▸ YOUR GOAL: Below are the entries; count how many lines contain the word "fingerprinting" and reply with that number alone.

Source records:
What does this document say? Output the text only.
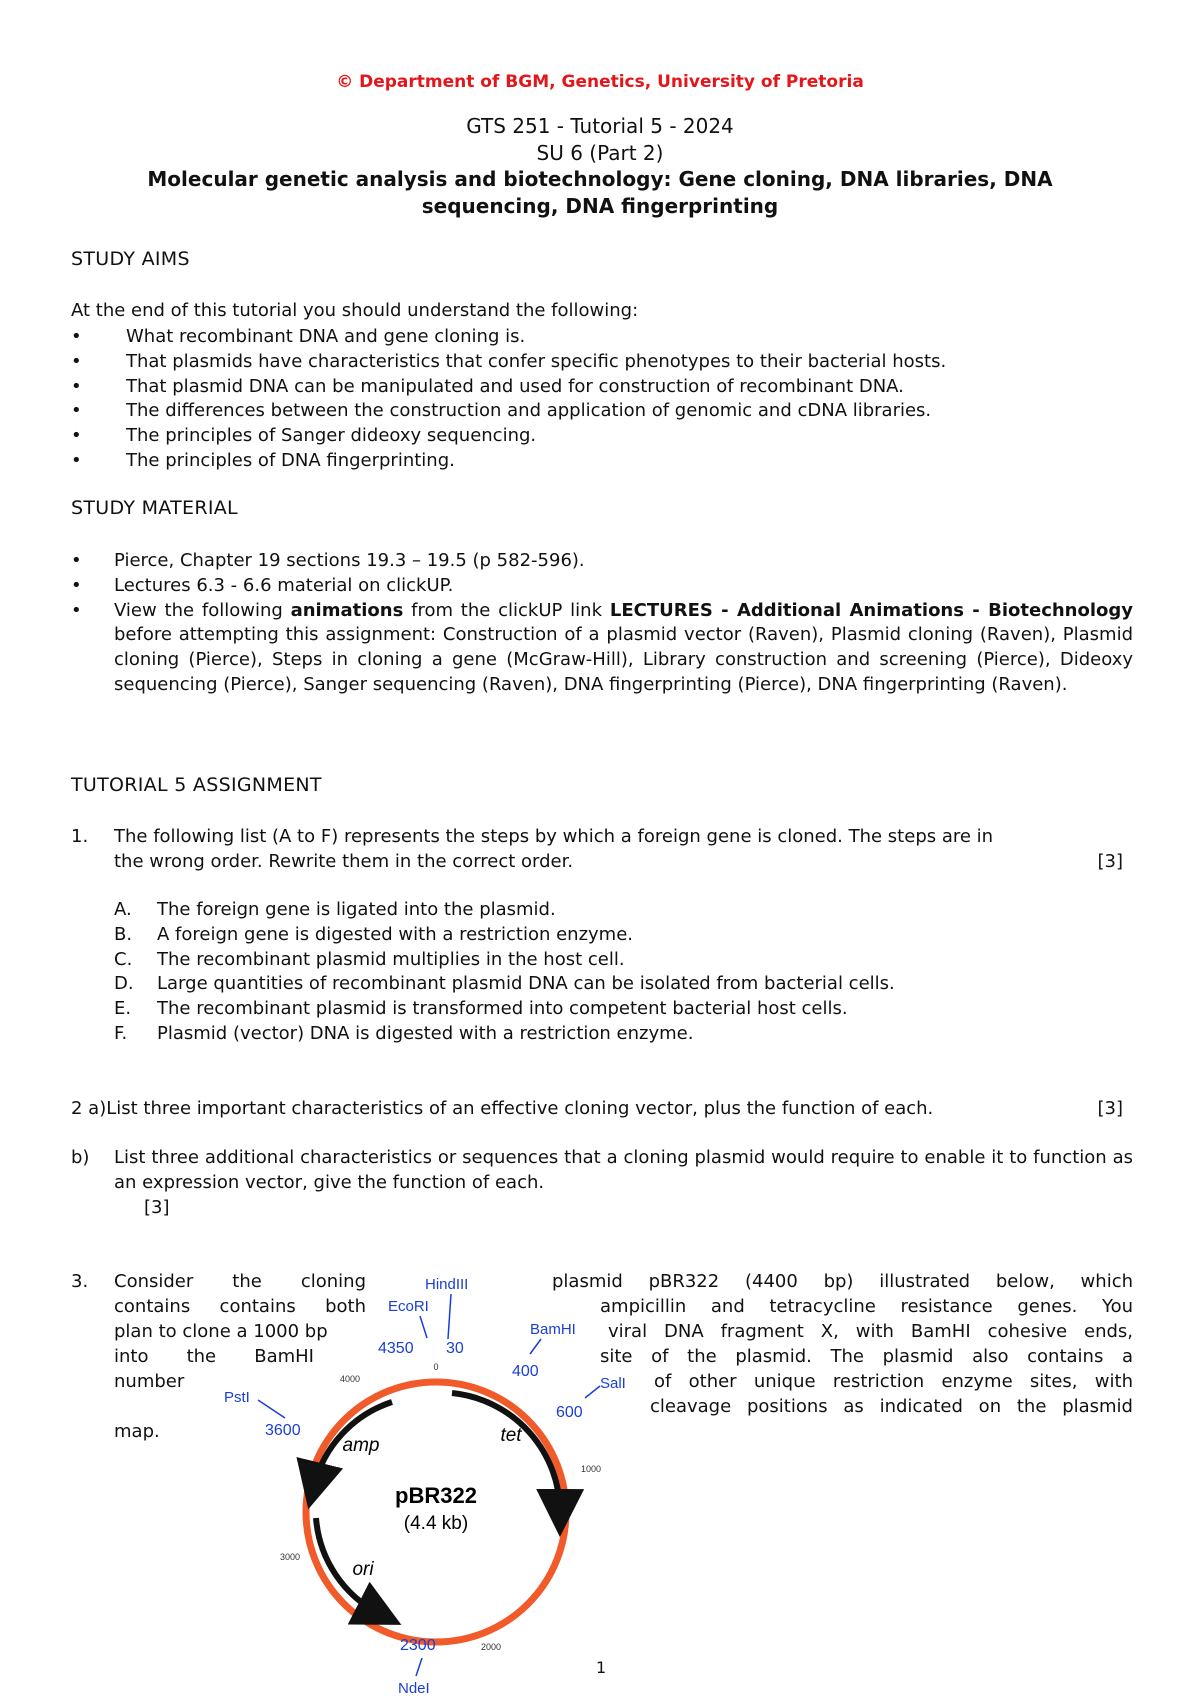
© Department of BGM, Genetics, University of Pretoria
GTS 251 - Tutorial 5 - 2024
SU 6 (Part 2)
Molecular genetic analysis and biotechnology: Gene cloning, DNA libraries, DNA sequencing, DNA fingerprinting
STUDY AIMS
At the end of this tutorial you should understand the following:
• What recombinant DNA and gene cloning is.
• That plasmids have characteristics that confer specific phenotypes to their bacterial hosts.
• That plasmid DNA can be manipulated and used for construction of recombinant DNA.
• The differences between the construction and application of genomic and cDNA libraries.
• The principles of Sanger dideoxy sequencing.
• The principles of DNA fingerprinting.
STUDY MATERIAL
• Pierce, Chapter 19 sections 19.3 – 19.5 (p 582-596).
• Lectures 6.3 - 6.6 material on clickUP.
• View the following animations from the clickUP link LECTURES - Additional Animations - Biotechnology before attempting this assignment: Construction of a plasmid vector (Raven), Plasmid cloning (Raven), Plasmid cloning (Pierce), Steps in cloning a gene (McGraw-Hill), Library construction and screening (Pierce), Dideoxy sequencing (Pierce), Sanger sequencing (Raven), DNA fingerprinting (Pierce), DNA fingerprinting (Raven).
TUTORIAL 5 ASSIGNMENT
1. The following list (A to F) represents the steps by which a foreign gene is cloned. The steps are in
the wrong order. Rewrite them in the correct order.	[3]
A. The foreign gene is ligated into the plasmid.
B. A foreign gene is digested with a restriction enzyme.
C. The recombinant plasmid multiplies in the host cell.
D. Large quantities of recombinant plasmid DNA can be isolated from bacterial cells.
E. The recombinant plasmid is transformed into competent bacterial host cells.
F. Plasmid (vector) DNA is digested with a restriction enzyme.
2 a)List three important characteristics of an effective cloning vector, plus the function of each.	[3]
b)	List three additional characteristics or sequences that a cloning plasmid would require to enable it to function as an expression vector, give the function of each.
[3]
3.	Consider the cloning
contains contains both
plan to clone a 1000 bp
into the BamHI
number
map.
plasmid pBR322 (4400 bp) illustrated below, which
ampicillin and tetracycline resistance genes. You
viral DNA fragment X, with BamHI cohesive ends,
site of the plasmid. The plasmid also contains a
of other unique restriction enzyme sites, with
cleavage positions as indicated on the plasmid
pBR322
(4.4 kb)
amp	tet
ori
0
1000
2000
3000
4000
HindIII
30
EcoRI
4350
BamHI
400
SalI
600
PstI
3600
2300
NdeI
1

▸ SOLUTION TO THE EXERCISE: 3